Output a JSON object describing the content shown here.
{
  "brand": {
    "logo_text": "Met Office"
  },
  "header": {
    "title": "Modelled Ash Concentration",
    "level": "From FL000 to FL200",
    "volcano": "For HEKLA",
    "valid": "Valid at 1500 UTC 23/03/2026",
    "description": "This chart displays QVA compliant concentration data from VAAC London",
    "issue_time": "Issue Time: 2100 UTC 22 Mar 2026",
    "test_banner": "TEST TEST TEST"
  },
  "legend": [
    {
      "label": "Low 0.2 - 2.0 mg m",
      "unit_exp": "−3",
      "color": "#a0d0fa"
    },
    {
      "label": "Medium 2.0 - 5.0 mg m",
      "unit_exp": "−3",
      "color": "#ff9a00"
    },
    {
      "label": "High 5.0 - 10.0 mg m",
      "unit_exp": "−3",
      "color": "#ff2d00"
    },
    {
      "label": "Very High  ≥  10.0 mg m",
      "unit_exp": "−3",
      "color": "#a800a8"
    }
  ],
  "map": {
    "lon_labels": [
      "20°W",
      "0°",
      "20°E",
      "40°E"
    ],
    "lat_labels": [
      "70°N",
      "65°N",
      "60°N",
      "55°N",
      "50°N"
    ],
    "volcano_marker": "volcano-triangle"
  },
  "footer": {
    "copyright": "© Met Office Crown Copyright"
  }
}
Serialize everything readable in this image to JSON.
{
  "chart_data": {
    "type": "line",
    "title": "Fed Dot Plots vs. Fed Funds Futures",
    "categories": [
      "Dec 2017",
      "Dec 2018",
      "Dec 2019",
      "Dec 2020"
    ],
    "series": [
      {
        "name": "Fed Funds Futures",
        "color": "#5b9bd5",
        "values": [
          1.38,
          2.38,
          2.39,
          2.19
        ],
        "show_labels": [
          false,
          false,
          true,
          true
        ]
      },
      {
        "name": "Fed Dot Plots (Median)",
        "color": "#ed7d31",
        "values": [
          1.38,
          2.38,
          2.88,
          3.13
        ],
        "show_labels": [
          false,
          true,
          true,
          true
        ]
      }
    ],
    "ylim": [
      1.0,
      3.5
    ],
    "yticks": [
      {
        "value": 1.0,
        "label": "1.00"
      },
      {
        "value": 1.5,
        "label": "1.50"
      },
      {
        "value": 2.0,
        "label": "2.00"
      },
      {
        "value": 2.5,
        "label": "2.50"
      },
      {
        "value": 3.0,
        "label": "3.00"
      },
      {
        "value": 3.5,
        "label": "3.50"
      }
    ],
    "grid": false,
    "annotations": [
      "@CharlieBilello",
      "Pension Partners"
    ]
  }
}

**Task to complete**: Gather each line from the entries above that includes the word "volcano".

**Result of this exercise**:
    "volcano": "For HEKLA",
    "volcano_marker": "volcano-triangle"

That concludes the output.